**Problem to solve**
Take every line that has the string "Diário" and copy it out.

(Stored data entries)
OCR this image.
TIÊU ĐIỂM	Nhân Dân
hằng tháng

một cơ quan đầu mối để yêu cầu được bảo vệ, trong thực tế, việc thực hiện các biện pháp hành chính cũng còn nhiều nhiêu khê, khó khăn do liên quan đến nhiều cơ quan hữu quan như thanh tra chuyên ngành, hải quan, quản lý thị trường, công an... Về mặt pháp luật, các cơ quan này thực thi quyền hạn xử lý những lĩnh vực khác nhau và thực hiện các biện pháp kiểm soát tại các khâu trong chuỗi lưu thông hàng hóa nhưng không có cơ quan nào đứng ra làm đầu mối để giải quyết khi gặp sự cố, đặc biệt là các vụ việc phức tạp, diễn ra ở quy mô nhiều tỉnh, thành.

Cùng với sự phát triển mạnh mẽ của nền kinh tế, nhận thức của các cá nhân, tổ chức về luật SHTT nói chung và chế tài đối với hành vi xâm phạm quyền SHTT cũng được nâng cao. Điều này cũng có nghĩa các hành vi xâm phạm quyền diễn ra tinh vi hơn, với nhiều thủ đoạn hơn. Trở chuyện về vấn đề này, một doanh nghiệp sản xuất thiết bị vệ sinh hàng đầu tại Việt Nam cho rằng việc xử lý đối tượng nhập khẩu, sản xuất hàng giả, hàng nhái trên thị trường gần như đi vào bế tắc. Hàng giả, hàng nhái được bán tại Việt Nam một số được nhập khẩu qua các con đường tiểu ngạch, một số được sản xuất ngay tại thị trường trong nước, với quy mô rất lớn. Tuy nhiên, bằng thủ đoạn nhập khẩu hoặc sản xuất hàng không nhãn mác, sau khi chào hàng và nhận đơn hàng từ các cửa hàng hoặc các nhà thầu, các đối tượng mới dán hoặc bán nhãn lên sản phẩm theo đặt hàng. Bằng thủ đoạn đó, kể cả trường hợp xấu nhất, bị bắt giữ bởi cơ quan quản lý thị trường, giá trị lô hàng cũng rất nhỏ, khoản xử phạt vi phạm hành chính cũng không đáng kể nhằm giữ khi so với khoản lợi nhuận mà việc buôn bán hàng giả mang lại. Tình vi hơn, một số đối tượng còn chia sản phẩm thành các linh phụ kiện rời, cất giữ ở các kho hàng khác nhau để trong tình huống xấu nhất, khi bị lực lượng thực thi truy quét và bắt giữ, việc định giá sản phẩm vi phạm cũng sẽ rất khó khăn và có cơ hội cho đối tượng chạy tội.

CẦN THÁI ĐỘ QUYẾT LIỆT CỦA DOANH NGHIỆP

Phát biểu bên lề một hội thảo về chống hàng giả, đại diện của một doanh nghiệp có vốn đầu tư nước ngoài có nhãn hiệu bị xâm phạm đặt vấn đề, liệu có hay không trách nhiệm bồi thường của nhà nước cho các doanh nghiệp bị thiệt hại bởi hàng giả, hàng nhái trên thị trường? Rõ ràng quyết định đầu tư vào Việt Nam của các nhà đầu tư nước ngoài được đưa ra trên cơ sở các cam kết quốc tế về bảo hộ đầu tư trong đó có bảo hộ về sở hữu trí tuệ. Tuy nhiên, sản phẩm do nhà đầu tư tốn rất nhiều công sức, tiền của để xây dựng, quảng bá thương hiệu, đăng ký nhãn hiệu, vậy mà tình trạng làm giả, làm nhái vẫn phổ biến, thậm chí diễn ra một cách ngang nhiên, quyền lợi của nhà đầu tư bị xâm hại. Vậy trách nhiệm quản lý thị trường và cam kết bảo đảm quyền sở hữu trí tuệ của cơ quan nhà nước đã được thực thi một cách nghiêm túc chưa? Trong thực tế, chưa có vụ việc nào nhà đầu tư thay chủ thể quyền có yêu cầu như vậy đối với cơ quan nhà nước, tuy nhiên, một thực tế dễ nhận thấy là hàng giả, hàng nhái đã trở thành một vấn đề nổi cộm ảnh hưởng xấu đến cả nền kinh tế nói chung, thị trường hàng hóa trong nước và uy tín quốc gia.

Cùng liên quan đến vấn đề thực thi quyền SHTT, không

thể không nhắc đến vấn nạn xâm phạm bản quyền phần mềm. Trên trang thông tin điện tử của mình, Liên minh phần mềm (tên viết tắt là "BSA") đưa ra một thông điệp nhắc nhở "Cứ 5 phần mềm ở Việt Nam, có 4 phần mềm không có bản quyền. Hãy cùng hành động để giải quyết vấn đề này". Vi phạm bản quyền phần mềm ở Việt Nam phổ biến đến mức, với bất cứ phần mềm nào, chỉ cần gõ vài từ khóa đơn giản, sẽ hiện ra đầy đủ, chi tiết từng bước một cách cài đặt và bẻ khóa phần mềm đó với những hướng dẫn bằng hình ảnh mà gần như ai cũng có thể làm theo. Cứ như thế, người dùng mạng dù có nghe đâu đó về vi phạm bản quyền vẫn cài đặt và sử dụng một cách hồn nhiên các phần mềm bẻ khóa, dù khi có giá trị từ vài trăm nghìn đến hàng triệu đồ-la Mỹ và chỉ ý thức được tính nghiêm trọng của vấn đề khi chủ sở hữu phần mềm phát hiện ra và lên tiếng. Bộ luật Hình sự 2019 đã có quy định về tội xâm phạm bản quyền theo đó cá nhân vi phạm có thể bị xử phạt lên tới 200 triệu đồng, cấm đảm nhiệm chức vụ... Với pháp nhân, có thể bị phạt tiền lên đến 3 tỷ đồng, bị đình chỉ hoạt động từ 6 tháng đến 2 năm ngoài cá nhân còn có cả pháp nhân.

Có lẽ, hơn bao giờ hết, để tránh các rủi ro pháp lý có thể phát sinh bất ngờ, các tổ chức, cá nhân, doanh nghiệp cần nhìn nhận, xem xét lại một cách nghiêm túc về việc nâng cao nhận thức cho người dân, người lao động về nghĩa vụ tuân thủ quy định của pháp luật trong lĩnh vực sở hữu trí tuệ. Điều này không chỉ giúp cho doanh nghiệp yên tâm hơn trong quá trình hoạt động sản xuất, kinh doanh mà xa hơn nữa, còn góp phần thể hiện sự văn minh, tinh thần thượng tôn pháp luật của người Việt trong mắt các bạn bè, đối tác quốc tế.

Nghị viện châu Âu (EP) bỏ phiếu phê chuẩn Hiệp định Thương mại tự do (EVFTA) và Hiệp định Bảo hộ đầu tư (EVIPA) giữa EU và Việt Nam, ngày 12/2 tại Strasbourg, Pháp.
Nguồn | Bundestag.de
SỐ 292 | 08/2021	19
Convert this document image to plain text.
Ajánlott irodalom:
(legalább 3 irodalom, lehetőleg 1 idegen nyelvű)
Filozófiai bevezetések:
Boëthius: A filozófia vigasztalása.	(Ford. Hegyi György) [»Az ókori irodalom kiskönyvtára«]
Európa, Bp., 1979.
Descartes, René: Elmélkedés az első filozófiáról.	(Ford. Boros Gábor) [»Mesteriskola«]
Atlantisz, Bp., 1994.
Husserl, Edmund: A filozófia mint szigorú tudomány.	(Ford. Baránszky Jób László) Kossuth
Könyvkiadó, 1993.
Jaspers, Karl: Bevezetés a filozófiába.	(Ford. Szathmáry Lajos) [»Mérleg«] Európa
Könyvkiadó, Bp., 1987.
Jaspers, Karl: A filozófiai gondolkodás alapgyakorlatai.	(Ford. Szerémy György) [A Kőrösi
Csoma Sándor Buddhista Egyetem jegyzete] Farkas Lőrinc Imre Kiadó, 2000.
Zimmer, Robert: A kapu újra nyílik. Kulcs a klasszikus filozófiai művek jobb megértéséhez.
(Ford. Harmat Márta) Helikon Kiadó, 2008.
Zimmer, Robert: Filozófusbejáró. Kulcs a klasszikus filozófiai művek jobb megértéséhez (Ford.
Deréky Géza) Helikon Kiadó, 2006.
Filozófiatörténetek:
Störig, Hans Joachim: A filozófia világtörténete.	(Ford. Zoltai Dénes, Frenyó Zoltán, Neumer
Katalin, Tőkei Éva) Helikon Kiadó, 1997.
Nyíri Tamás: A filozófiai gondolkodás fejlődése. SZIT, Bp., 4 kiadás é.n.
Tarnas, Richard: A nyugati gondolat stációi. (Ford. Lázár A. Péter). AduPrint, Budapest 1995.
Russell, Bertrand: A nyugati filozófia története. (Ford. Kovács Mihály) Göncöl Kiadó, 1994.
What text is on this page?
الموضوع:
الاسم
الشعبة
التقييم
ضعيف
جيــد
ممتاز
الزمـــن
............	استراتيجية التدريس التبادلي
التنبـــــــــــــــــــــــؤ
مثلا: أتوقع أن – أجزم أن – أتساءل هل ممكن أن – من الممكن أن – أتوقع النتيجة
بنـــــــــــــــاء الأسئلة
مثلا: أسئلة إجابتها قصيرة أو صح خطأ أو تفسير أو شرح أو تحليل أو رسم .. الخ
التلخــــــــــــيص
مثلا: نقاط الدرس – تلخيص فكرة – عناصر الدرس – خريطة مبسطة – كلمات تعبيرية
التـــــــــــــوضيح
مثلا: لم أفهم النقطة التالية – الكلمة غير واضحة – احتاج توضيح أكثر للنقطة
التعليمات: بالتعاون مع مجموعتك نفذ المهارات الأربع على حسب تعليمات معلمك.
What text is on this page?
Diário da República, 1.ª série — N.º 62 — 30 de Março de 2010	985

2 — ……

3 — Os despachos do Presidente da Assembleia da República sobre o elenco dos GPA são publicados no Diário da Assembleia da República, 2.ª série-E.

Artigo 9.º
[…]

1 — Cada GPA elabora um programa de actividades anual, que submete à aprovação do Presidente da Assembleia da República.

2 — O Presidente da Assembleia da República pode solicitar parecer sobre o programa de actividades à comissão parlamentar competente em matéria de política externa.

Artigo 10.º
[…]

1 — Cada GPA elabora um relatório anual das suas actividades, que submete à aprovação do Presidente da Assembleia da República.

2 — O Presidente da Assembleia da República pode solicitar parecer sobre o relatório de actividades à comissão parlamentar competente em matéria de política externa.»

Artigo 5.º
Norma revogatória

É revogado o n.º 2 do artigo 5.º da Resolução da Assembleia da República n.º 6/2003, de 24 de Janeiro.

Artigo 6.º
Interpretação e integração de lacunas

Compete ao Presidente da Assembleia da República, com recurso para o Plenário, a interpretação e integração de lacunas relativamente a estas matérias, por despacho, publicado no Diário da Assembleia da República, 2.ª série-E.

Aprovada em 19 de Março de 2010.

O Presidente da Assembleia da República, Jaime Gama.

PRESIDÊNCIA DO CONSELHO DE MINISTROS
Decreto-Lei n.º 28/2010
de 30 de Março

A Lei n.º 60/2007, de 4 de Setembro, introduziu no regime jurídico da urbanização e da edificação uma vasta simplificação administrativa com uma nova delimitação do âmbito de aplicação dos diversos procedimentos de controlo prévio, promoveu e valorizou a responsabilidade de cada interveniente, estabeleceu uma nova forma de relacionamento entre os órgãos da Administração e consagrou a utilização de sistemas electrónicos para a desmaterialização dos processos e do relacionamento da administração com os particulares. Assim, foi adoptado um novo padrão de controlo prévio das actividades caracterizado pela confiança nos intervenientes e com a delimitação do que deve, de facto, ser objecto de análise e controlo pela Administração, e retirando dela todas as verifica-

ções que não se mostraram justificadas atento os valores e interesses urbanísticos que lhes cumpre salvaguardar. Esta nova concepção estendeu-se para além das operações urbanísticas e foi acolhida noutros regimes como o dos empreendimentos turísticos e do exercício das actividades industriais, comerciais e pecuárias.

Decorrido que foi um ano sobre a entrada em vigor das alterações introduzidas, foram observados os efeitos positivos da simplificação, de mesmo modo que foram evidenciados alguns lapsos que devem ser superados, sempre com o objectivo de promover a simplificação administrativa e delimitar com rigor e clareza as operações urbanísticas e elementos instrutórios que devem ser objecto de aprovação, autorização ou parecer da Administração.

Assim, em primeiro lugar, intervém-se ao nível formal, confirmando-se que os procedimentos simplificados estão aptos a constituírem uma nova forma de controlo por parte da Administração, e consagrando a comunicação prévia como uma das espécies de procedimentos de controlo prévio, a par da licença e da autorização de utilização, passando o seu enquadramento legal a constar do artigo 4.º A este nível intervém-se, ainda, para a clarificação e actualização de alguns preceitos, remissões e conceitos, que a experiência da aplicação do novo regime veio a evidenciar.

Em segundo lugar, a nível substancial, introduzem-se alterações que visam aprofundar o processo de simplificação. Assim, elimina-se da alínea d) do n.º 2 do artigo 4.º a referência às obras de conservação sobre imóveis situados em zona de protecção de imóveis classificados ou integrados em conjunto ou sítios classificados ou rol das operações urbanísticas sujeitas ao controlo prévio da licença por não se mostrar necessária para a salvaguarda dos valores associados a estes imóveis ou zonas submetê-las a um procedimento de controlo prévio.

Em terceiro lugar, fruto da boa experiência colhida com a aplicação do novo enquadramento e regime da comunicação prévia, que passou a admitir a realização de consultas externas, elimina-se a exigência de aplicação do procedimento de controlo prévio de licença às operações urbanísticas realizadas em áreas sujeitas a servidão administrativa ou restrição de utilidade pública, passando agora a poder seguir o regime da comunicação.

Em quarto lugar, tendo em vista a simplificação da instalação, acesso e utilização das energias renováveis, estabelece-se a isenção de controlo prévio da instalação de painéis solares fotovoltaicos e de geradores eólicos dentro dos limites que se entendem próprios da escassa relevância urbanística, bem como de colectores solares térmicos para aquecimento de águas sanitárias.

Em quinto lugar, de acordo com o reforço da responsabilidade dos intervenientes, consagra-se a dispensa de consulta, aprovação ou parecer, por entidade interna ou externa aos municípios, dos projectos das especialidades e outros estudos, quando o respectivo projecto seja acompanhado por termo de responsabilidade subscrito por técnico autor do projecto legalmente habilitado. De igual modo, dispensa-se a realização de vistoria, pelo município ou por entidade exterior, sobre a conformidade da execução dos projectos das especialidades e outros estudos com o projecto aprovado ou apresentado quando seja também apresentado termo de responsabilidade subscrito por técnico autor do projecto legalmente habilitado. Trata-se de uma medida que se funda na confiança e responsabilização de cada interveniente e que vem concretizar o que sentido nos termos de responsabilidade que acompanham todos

**Task answer**
Diário da República, 1.ª série — N.º 62 — 30 de Março de 2010	985
3 — Os despachos do Presidente da Assembleia da República sobre o elenco dos GPA são publicados no Diário da Assembleia da República, 2.ª série-E.
Compete ao Presidente da Assembleia da República, com recurso para o Plenário, a interpretação e integração de lacunas relativamente a estas matérias, por despacho, publicado no Diário da Assembleia da República, 2.ª série-E.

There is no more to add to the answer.